▸ **Requirements**
Which lines hold the word "electromagnetic"? Copy each one.

▸ **Available data**

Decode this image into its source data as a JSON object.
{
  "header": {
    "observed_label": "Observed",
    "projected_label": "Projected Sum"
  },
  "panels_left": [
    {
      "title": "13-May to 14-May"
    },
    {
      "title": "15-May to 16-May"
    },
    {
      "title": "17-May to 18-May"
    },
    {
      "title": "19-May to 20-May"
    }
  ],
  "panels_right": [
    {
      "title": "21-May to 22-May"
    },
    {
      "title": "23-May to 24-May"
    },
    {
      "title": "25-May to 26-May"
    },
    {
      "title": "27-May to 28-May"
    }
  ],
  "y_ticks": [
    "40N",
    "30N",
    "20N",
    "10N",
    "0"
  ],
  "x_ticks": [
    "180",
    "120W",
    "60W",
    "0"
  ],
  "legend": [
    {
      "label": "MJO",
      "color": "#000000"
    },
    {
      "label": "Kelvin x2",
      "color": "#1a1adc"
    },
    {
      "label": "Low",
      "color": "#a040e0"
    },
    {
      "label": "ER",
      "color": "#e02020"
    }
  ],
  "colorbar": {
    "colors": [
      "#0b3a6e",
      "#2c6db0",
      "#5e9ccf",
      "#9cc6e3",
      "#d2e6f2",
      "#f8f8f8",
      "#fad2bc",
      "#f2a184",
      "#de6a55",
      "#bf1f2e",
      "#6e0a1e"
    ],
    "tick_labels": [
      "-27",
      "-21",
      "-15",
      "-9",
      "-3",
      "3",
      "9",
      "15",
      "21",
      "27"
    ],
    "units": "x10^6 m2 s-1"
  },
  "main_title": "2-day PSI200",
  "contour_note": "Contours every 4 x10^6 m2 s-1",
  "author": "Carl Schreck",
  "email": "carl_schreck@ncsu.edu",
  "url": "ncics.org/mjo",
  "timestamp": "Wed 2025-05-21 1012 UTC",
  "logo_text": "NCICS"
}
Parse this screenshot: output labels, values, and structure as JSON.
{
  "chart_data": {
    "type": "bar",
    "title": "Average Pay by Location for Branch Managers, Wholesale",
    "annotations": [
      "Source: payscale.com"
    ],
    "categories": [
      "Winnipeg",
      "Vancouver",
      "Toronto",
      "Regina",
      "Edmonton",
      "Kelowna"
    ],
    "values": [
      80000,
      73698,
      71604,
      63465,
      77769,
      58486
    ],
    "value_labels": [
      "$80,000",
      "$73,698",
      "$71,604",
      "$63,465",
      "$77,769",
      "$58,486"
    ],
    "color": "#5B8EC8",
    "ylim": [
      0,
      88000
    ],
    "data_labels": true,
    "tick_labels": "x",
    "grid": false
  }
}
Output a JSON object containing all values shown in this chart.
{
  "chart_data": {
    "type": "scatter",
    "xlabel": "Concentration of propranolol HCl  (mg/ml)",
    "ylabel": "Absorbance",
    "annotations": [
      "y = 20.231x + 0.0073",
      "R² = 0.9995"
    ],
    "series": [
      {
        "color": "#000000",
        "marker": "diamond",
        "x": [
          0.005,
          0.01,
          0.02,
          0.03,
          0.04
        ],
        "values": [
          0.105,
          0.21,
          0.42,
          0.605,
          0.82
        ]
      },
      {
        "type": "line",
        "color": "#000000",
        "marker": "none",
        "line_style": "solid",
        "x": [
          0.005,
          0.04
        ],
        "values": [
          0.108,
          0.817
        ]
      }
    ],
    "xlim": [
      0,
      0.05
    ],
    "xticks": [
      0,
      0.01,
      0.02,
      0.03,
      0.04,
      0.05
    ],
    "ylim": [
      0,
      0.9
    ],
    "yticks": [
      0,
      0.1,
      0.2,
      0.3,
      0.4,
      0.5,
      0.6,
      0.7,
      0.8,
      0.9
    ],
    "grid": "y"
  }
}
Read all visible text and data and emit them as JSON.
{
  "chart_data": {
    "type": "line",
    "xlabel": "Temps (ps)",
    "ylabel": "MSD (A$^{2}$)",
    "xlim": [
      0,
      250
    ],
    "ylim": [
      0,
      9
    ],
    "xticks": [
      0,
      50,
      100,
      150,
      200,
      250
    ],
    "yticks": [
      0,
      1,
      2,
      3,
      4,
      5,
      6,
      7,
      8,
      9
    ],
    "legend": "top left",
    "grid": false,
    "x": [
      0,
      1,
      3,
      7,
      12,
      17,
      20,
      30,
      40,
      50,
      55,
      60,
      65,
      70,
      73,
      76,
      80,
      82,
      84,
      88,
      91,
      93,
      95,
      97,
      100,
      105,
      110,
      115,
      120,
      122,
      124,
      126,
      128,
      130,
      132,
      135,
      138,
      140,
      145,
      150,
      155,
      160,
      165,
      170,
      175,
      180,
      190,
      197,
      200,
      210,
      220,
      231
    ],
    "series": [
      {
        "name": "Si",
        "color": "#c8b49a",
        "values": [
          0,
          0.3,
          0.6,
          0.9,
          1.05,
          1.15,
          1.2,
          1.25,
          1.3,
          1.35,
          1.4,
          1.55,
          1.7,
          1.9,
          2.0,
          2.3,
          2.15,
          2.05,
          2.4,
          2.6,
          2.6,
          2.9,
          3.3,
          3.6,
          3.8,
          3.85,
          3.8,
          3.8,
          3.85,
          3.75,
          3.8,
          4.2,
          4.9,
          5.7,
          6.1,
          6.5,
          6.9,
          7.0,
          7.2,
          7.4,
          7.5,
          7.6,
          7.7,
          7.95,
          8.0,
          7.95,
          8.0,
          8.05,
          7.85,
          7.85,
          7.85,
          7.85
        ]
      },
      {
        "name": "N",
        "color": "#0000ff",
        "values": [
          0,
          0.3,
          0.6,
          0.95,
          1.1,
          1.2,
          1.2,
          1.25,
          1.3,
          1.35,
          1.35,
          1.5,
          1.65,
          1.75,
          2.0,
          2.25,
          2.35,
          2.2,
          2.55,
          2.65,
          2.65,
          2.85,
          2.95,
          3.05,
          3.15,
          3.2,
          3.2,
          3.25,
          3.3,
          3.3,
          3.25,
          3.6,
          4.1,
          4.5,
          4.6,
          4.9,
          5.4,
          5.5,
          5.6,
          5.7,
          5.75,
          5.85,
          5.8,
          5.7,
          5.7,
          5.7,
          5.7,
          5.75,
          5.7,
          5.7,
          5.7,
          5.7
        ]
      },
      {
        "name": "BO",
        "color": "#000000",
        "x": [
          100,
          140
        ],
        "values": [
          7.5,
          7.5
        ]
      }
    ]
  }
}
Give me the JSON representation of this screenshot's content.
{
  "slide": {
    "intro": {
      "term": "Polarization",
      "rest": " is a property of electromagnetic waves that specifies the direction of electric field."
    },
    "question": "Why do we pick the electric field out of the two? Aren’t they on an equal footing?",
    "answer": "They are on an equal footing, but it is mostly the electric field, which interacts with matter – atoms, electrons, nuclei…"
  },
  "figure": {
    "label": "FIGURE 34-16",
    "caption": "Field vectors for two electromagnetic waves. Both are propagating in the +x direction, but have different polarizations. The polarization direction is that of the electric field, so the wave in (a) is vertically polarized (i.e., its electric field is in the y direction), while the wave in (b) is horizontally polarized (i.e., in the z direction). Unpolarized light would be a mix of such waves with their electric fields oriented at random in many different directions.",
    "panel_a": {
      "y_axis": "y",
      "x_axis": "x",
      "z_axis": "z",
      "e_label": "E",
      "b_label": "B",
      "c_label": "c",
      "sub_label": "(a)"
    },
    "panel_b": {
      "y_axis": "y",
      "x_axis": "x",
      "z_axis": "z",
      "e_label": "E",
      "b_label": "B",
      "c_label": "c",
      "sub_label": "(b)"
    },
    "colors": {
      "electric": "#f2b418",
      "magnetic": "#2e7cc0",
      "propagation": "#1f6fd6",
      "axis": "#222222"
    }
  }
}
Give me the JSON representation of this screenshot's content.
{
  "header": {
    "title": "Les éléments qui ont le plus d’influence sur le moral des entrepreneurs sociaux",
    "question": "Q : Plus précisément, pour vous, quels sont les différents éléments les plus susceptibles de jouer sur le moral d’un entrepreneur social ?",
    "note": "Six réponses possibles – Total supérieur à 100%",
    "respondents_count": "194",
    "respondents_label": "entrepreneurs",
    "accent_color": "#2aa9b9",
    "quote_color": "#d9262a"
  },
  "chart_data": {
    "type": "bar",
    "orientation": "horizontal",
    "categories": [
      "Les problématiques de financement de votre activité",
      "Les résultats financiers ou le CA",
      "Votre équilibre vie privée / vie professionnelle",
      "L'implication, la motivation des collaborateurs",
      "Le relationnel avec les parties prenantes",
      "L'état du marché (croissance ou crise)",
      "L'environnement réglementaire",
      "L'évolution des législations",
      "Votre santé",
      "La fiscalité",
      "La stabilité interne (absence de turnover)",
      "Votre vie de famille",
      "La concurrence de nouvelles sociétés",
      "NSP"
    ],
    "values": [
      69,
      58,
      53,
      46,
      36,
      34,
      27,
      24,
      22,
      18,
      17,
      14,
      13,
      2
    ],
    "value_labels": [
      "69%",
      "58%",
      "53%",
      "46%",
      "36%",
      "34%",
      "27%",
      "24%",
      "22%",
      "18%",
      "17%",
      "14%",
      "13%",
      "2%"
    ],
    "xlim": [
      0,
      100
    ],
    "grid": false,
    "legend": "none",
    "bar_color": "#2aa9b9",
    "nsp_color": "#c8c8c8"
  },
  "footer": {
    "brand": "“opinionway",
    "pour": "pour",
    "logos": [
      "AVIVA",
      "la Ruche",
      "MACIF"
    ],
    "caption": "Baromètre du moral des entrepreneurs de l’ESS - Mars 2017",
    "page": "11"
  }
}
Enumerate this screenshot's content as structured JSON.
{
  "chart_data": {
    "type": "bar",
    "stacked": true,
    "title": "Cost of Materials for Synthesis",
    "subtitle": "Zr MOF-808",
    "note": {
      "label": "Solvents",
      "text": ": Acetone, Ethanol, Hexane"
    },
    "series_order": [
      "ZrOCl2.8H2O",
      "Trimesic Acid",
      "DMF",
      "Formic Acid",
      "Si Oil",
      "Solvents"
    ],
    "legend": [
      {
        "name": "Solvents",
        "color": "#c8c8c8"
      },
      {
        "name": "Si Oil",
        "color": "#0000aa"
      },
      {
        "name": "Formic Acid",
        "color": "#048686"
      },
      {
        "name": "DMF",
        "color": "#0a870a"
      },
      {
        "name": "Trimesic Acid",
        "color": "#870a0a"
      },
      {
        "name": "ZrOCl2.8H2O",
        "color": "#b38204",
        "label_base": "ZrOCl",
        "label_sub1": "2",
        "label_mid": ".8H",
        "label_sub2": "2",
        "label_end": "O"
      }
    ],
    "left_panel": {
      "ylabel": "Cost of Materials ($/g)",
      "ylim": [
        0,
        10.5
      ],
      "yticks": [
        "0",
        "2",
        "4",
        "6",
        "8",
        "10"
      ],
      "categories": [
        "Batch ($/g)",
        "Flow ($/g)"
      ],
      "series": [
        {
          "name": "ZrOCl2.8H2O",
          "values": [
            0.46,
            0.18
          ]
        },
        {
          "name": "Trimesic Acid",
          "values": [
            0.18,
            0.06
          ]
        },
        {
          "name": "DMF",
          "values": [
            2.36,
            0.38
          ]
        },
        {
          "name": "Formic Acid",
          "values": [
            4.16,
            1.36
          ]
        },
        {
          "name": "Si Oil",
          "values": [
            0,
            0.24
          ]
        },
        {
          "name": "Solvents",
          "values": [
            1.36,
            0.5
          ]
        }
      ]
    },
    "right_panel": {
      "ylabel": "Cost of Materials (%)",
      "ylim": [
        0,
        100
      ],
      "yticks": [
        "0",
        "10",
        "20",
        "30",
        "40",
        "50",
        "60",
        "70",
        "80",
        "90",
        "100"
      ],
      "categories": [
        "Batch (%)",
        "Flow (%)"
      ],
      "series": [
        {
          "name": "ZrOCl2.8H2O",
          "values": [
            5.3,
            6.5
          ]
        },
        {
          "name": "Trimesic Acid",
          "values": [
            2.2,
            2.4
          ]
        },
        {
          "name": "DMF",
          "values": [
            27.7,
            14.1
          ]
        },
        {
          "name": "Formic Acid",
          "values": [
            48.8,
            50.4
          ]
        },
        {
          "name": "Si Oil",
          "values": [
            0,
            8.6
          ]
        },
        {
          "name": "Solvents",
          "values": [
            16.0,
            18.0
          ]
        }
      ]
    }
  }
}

▸ **Solution to this task**
      "rest": " is a property of electromagnetic waves that specifies the direction of electric field."
    "caption": "Field vectors for two electromagnetic waves. Both are propagating in the +x direction, but have different polarizations. The polarization direction is that of the electric field, so the wave in (a) is vertically polarized (i.e., its electric field is in the y direction), while the wave in (b) is horizontally polarized (i.e., in the z direction). Unpolarized light would be a mix of such waves with their electric fields oriented at random in many different directions.",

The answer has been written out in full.